— START OF RECORD EXCERPTS —

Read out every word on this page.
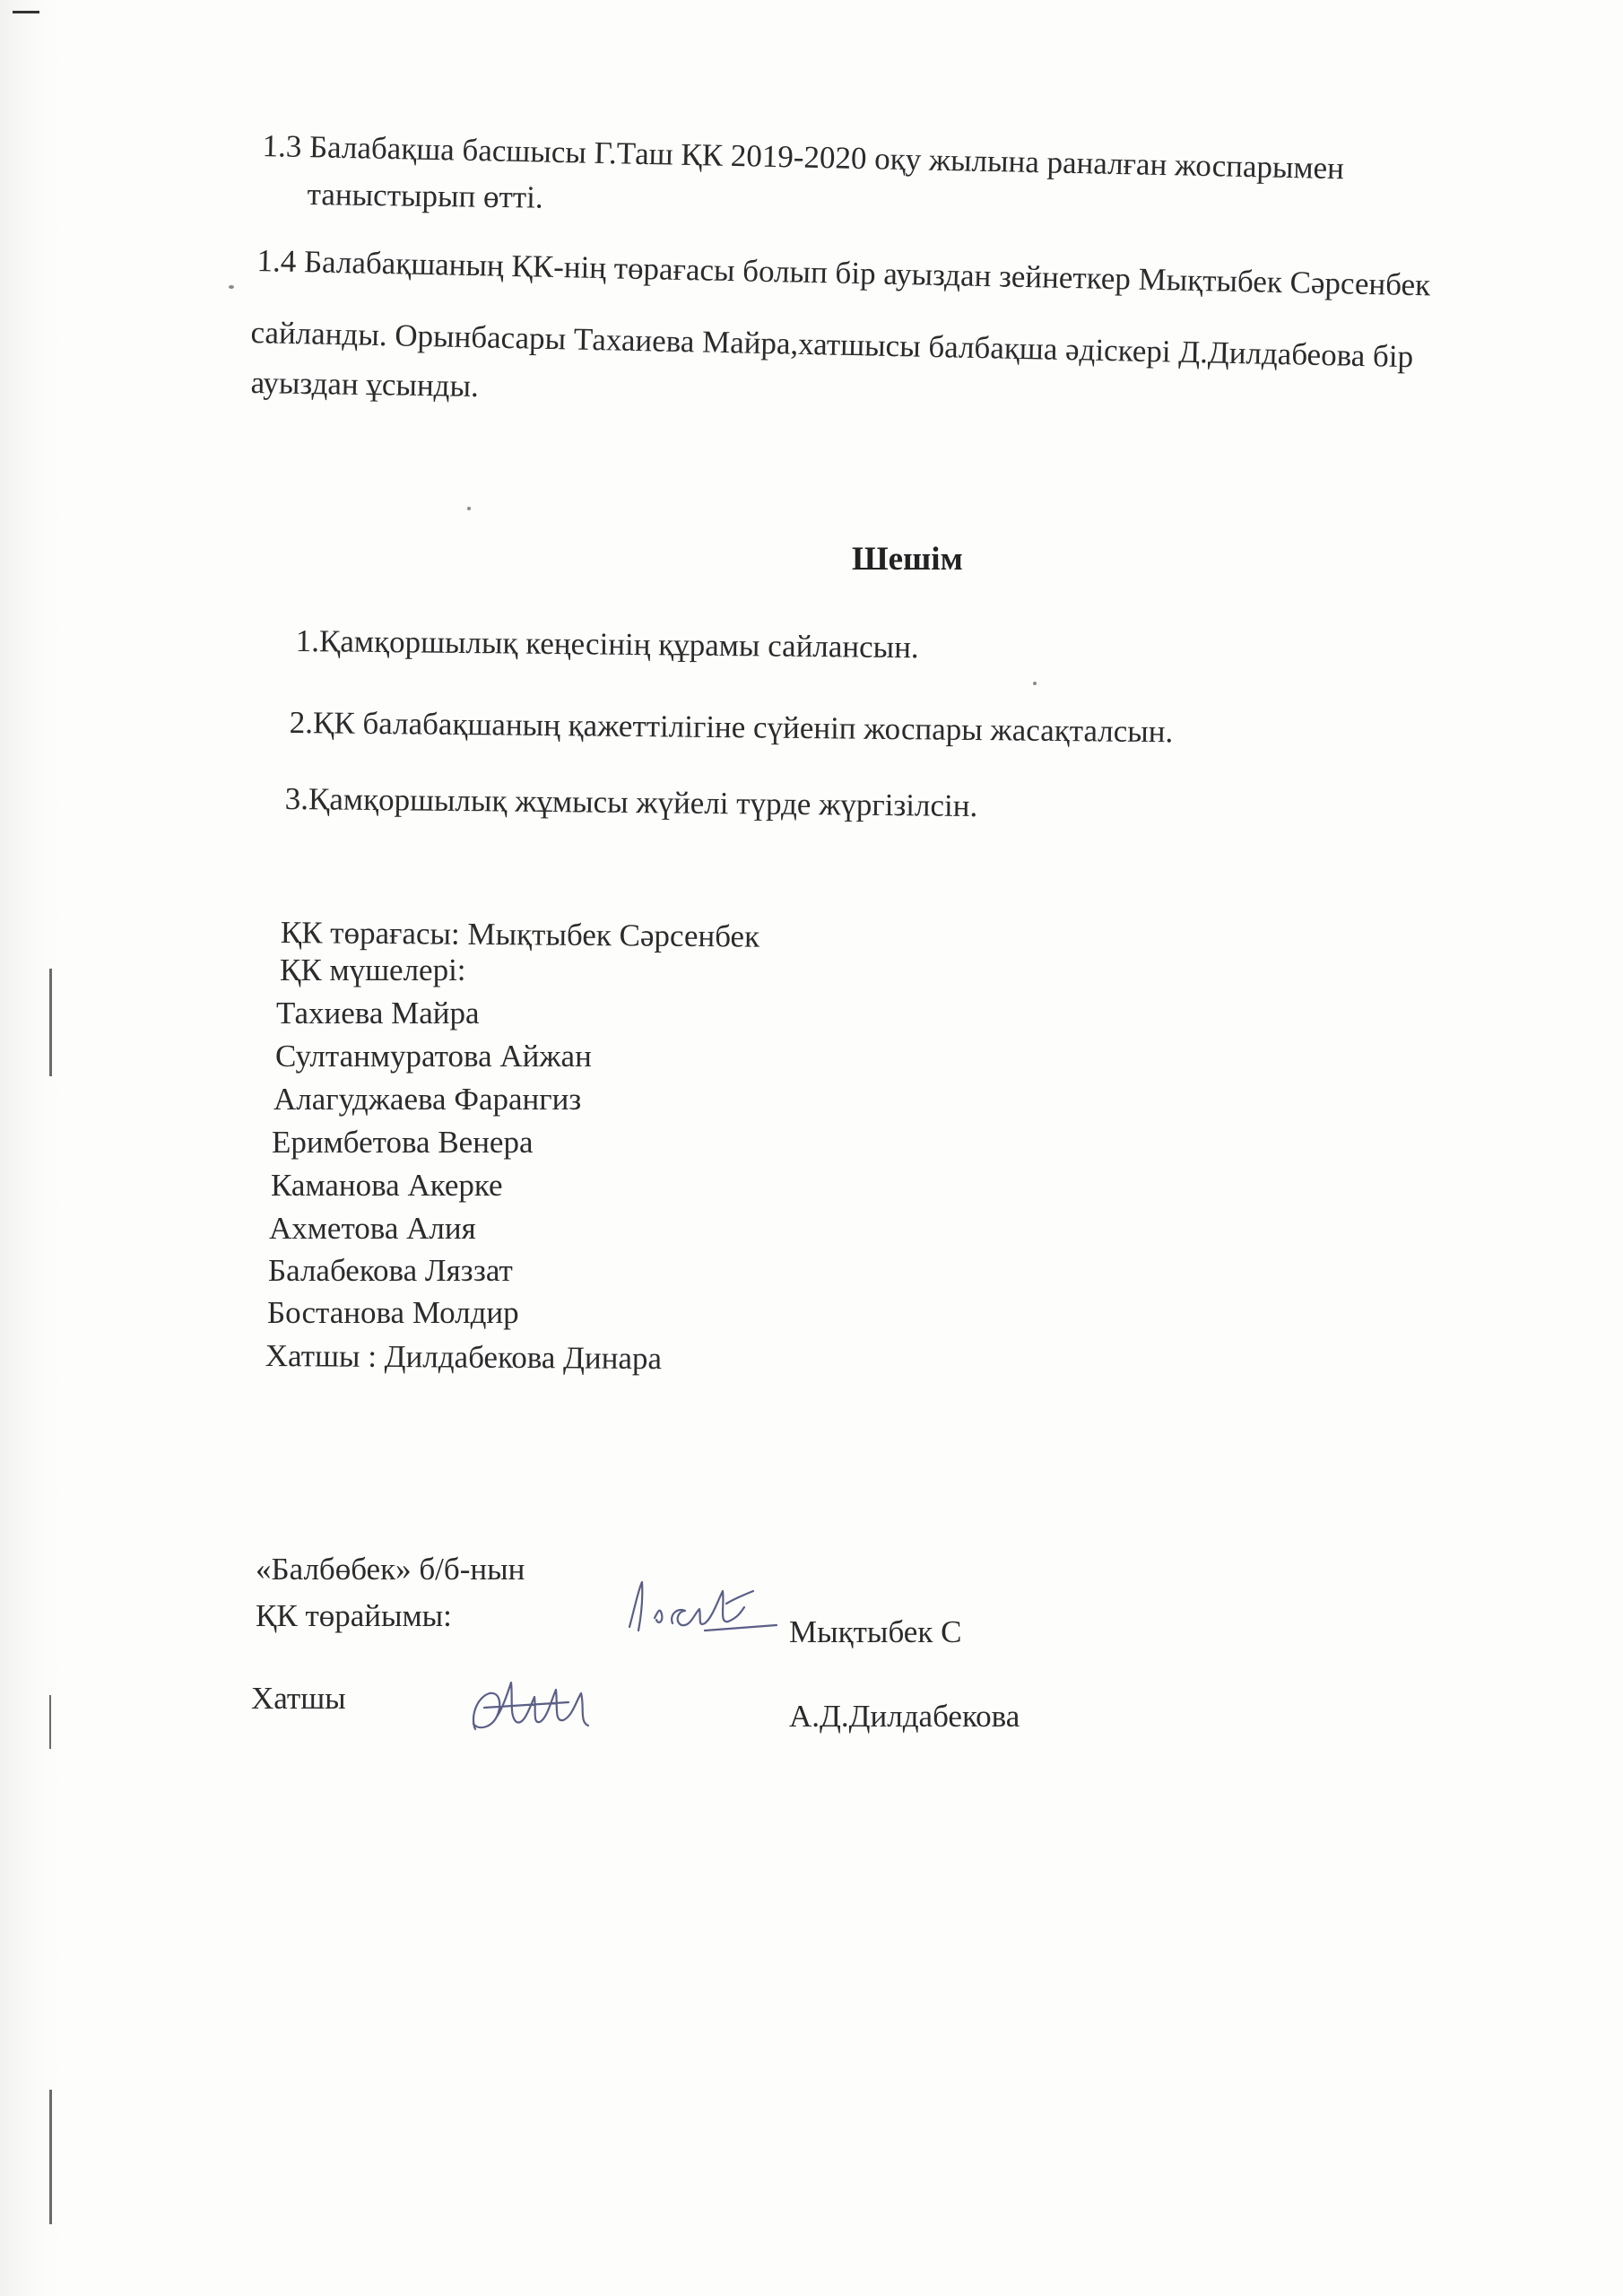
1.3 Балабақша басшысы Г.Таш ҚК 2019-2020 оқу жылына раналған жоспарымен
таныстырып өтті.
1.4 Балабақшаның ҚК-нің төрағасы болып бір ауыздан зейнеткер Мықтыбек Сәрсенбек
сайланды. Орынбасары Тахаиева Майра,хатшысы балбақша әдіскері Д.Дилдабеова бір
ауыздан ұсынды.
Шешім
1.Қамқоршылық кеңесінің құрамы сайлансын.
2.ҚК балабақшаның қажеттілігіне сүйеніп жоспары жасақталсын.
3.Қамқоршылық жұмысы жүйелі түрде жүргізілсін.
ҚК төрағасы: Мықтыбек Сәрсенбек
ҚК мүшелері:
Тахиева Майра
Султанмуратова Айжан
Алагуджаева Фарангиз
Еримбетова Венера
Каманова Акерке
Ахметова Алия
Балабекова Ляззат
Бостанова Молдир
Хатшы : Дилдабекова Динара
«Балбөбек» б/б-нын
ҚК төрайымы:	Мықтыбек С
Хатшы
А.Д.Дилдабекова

— END OF RECORD EXCERPTS —

_REQUIRED WORK_
Count the lines above that contain the word "Дилдабекова", and give only that number.

_EXERCISE RESPONSE_
2